# [WRITTEN REQUEST]
Repeat each entry in full, exactly.

Some records
○ ○ ○ ○ ○

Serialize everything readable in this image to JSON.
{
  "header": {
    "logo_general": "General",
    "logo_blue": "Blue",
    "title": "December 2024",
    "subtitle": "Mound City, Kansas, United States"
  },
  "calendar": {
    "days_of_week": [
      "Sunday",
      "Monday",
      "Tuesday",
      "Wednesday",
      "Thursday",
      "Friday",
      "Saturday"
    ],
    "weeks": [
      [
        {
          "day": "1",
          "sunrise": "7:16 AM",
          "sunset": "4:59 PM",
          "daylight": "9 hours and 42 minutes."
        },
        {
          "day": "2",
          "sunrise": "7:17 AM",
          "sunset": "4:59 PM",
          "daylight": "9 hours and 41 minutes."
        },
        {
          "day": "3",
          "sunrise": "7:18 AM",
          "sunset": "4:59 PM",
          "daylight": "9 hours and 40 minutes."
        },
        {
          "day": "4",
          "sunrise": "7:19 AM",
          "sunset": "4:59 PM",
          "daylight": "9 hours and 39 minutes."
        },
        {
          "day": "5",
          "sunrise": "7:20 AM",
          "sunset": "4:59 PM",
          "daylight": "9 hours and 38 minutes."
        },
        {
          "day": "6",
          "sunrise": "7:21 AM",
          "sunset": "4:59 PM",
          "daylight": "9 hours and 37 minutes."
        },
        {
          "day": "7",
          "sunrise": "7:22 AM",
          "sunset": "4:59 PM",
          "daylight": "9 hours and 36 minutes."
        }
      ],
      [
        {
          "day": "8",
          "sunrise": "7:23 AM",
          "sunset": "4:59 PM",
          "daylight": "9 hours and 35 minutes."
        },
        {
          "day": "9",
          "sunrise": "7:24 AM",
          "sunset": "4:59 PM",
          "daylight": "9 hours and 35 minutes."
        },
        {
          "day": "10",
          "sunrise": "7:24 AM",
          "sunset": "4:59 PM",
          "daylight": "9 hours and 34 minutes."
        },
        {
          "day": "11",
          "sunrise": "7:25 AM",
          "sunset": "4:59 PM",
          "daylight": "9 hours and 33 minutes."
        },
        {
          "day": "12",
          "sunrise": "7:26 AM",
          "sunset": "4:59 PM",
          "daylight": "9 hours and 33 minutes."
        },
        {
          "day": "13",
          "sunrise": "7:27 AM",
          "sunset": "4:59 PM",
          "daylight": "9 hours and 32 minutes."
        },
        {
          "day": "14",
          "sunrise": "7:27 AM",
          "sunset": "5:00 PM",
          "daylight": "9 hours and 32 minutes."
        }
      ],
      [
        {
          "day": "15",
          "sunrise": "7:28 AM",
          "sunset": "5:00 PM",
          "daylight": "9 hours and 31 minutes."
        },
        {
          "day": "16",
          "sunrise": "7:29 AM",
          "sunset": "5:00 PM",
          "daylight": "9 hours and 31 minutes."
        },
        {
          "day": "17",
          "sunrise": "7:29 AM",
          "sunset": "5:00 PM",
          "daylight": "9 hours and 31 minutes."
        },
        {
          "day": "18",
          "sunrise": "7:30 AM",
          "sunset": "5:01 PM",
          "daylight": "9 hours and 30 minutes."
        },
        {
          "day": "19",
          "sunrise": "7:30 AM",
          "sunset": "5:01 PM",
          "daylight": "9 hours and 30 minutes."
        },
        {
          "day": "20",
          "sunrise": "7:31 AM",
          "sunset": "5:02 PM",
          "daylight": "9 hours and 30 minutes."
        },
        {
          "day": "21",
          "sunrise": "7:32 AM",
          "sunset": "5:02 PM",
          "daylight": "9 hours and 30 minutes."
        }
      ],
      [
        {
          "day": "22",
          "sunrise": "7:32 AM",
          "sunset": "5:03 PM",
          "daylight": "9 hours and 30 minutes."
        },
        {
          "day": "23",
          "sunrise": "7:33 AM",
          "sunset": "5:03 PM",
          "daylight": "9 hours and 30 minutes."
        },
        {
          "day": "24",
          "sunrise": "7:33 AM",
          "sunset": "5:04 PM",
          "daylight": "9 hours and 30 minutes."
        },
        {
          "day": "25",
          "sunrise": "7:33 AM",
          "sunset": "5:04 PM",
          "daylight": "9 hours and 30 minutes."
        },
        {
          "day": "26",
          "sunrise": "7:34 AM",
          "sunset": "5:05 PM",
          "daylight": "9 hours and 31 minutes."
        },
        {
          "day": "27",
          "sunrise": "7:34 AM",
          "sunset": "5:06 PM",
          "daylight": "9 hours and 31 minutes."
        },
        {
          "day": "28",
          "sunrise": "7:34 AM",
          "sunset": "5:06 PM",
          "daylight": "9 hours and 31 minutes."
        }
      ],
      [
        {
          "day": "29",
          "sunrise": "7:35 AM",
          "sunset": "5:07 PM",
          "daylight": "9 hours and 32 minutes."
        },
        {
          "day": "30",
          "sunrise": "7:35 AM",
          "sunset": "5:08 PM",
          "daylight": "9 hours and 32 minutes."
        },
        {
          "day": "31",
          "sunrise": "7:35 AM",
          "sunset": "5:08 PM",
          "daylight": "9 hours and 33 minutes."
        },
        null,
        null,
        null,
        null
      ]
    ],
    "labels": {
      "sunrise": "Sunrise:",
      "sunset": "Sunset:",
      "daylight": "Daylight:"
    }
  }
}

○ ○ ○ ○ ○

# [SOLUTION TO THIS PROBLEM]
Serialize everything readable in this image to JSON.
{
  "header": {
    "logo_general": "General",
    "logo_blue": "Blue",
    "title": "December 2024",
    "subtitle": "Mound City, Kansas, United States"
  },
  "calendar": {
    "days_of_week": [
      "Sunday",
      "Monday",
      "Tuesday",
      "Wednesday",
      "Thursday",
      "Friday",
      "Saturday"
    ],
    "weeks": [
      [
        {
          "day": "1",
          "sunrise": "7:16 AM",
          "sunset": "4:59 PM",
          "daylight": "9 hours and 42 minutes."
        },
        {
          "day": "2",
          "sunrise": "7:17 AM",
          "sunset": "4:59 PM",
          "daylight": "9 hours and 41 minutes."
        },
        {
          "day": "3",
          "sunrise": "7:18 AM",
          "sunset": "4:59 PM",
          "daylight": "9 hours and 40 minutes."
        },
        {
          "day": "4",
          "sunrise": "7:19 AM",
          "sunset": "4:59 PM",
          "daylight": "9 hours and 39 minutes."
        },
        {
          "day": "5",
          "sunrise": "7:20 AM",
          "sunset": "4:59 PM",
          "daylight": "9 hours and 38 minutes."
        },
        {
          "day": "6",
          "sunrise": "7:21 AM",
          "sunset": "4:59 PM",
          "daylight": "9 hours and 37 minutes."
        },
        {
          "day": "7",
          "sunrise": "7:22 AM",
          "sunset": "4:59 PM",
          "daylight": "9 hours and 36 minutes."
        }
      ],
      [
        {
          "day": "8",
          "sunrise": "7:23 AM",
          "sunset": "4:59 PM",
          "daylight": "9 hours and 35 minutes."
        },
        {
          "day": "9",
          "sunrise": "7:24 AM",
          "sunset": "4:59 PM",
          "daylight": "9 hours and 35 minutes."
        },
        {
          "day": "10",
          "sunrise": "7:24 AM",
          "sunset": "4:59 PM",
          "daylight": "9 hours and 34 minutes."
        },
        {
          "day": "11",
          "sunrise": "7:25 AM",
          "sunset": "4:59 PM",
          "daylight": "9 hours and 33 minutes."
        },
        {
          "day": "12",
          "sunrise": "7:26 AM",
          "sunset": "4:59 PM",
          "daylight": "9 hours and 33 minutes."
        },
        {
          "day": "13",
          "sunrise": "7:27 AM",
          "sunset": "4:59 PM",
          "daylight": "9 hours and 32 minutes."
        },
        {
          "day": "14",
          "sunrise": "7:27 AM",
          "sunset": "5:00 PM",
          "daylight": "9 hours and 32 minutes."
        }
      ],
      [
        {
          "day": "15",
          "sunrise": "7:28 AM",
          "sunset": "5:00 PM",
          "daylight": "9 hours and 31 minutes."
        },
        {
          "day": "16",
          "sunrise": "7:29 AM",
          "sunset": "5:00 PM",
          "daylight": "9 hours and 31 minutes."
        },
        {
          "day": "17",
          "sunrise": "7:29 AM",
          "sunset": "5:00 PM",
          "daylight": "9 hours and 31 minutes."
        },
        {
          "day": "18",
          "sunrise": "7:30 AM",
          "sunset": "5:01 PM",
          "daylight": "9 hours and 30 minutes."
        },
        {
          "day": "19",
          "sunrise": "7:30 AM",
          "sunset": "5:01 PM",
          "daylight": "9 hours and 30 minutes."
        },
        {
          "day": "20",
          "sunrise": "7:31 AM",
          "sunset": "5:02 PM",
          "daylight": "9 hours and 30 minutes."
        },
        {
          "day": "21",
          "sunrise": "7:32 AM",
          "sunset": "5:02 PM",
          "daylight": "9 hours and 30 minutes."
        }
      ],
      [
        {
          "day": "22",
          "sunrise": "7:32 AM",
          "sunset": "5:03 PM",
          "daylight": "9 hours and 30 minutes."
        },
        {
          "day": "23",
          "sunrise": "7:33 AM",
          "sunset": "5:03 PM",
          "daylight": "9 hours and 30 minutes."
        },
        {
          "day": "24",
          "sunrise": "7:33 AM",
          "sunset": "5:04 PM",
          "daylight": "9 hours and 30 minutes."
        },
        {
          "day": "25",
          "sunrise": "7:33 AM",
          "sunset": "5:04 PM",
          "daylight": "9 hours and 30 minutes."
        },
        {
          "day": "26",
          "sunrise": "7:34 AM",
          "sunset": "5:05 PM",
          "daylight": "9 hours and 31 minutes."
        },
        {
          "day": "27",
          "sunrise": "7:34 AM",
          "sunset": "5:06 PM",
          "daylight": "9 hours and 31 minutes."
        },
        {
          "day": "28",
          "sunrise": "7:34 AM",
          "sunset": "5:06 PM",
          "daylight": "9 hours and 31 minutes."
        }
      ],
      [
        {
          "day": "29",
          "sunrise": "7:35 AM",
          "sunset": "5:07 PM",
          "daylight": "9 hours and 32 minutes."
        },
        {
          "day": "30",
          "sunrise": "7:35 AM",
          "sunset": "5:08 PM",
          "daylight": "9 hours and 32 minutes."
        },
        {
          "day": "31",
          "sunrise": "7:35 AM",
          "sunset": "5:08 PM",
          "daylight": "9 hours and 33 minutes."
        },
        null,
        null,
        null,
        null
      ]
    ],
    "labels": {
      "sunrise": "Sunrise:",
      "sunset": "Sunset:",
      "daylight": "Daylight:"
    }
  }
}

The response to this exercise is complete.